> [WORK TO BE COMPLETED]:
Repeat every record below exactly, omitting any pictures.

> [RECORD LIST]:
------------

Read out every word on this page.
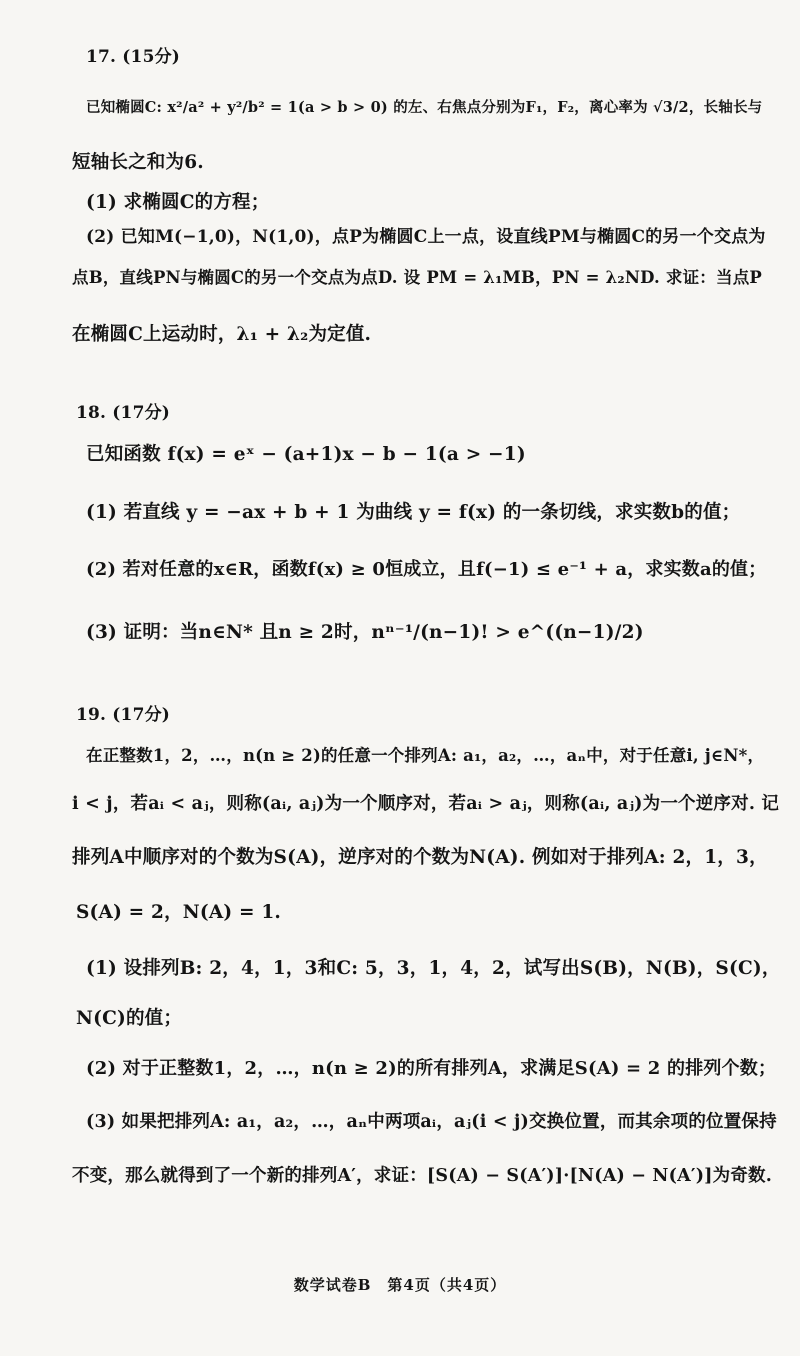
17. (15分)
已知椭圆C: x²/a² + y²/b² = 1(a > b > 0) 的左、右焦点分别为F₁，F₂，离心率为 √3/2，长轴长与
短轴长之和为6.
(1) 求椭圆C的方程；
(2) 已知M(−1,0)，N(1,0)，点P为椭圆C上一点，设直线PM与椭圆C的另一个交点为
点B，直线PN与椭圆C的另一个交点为点D. 设 PM = λ₁MB，PN = λ₂ND. 求证：当点P
在椭圆C上运动时，λ₁ + λ₂为定值.
18. (17分)
已知函数 f(x) = eˣ − (a+1)x − b − 1(a > −1)
(1) 若直线 y = −ax + b + 1 为曲线 y = f(x) 的一条切线，求实数b的值；
(2) 若对任意的x∈R，函数f(x) ≥ 0恒成立，且f(−1) ≤ e⁻¹ + a，求实数a的值；
(3) 证明：当n∈N* 且n ≥ 2时，nⁿ⁻¹/(n−1)! > e^((n−1)/2)
19. (17分)
在正整数1，2，…，n(n ≥ 2)的任意一个排列A: a₁，a₂，…，aₙ中，对于任意i, j∈N*，
i < j，若aᵢ < aⱼ，则称(aᵢ, aⱼ)为一个顺序对，若aᵢ > aⱼ，则称(aᵢ, aⱼ)为一个逆序对. 记
排列A中顺序对的个数为S(A)，逆序对的个数为N(A). 例如对于排列A: 2，1，3，
S(A) = 2，N(A) = 1.
(1) 设排列B: 2，4，1，3和C: 5，3，1，4，2，试写出S(B)，N(B)，S(C)，
N(C)的值；
(2) 对于正整数1，2，…，n(n ≥ 2)的所有排列A，求满足S(A) = 2 的排列个数；
(3) 如果把排列A: a₁，a₂，…，aₙ中两项aᵢ，aⱼ(i < j)交换位置，而其余项的位置保持
不变，那么就得到了一个新的排列A′，求证：[S(A) − S(A′)]·[N(A) − N(A′)]为奇数.
数学试卷B　第4页（共4页）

------------

> [ANSWER BELOW]:
Read out every word on this page.
17. (15分)
已知椭圆C: x²/a² + y²/b² = 1(a > b > 0) 的左、右焦点分别为F₁，F₂，离心率为 √3/2，长轴长与
短轴长之和为6.
(1) 求椭圆C的方程；
(2) 已知M(−1,0)，N(1,0)，点P为椭圆C上一点，设直线PM与椭圆C的另一个交点为
点B，直线PN与椭圆C的另一个交点为点D. 设 PM = λ₁MB，PN = λ₂ND. 求证：当点P
在椭圆C上运动时，λ₁ + λ₂为定值.
18. (17分)
已知函数 f(x) = eˣ − (a+1)x − b − 1(a > −1)
(1) 若直线 y = −ax + b + 1 为曲线 y = f(x) 的一条切线，求实数b的值；
(2) 若对任意的x∈R，函数f(x) ≥ 0恒成立，且f(−1) ≤ e⁻¹ + a，求实数a的值；
(3) 证明：当n∈N* 且n ≥ 2时，nⁿ⁻¹/(n−1)! > e^((n−1)/2)
19. (17分)
在正整数1，2，…，n(n ≥ 2)的任意一个排列A: a₁，a₂，…，aₙ中，对于任意i, j∈N*，
i < j，若aᵢ < aⱼ，则称(aᵢ, aⱼ)为一个顺序对，若aᵢ > aⱼ，则称(aᵢ, aⱼ)为一个逆序对. 记
排列A中顺序对的个数为S(A)，逆序对的个数为N(A). 例如对于排列A: 2，1，3，
S(A) = 2，N(A) = 1.
(1) 设排列B: 2，4，1，3和C: 5，3，1，4，2，试写出S(B)，N(B)，S(C)，
N(C)的值；
(2) 对于正整数1，2，…，n(n ≥ 2)的所有排列A，求满足S(A) = 2 的排列个数；
(3) 如果把排列A: a₁，a₂，…，aₙ中两项aᵢ，aⱼ(i < j)交换位置，而其余项的位置保持
不变，那么就得到了一个新的排列A′，求证：[S(A) − S(A′)]·[N(A) − N(A′)]为奇数.
数学试卷B　第4页（共4页）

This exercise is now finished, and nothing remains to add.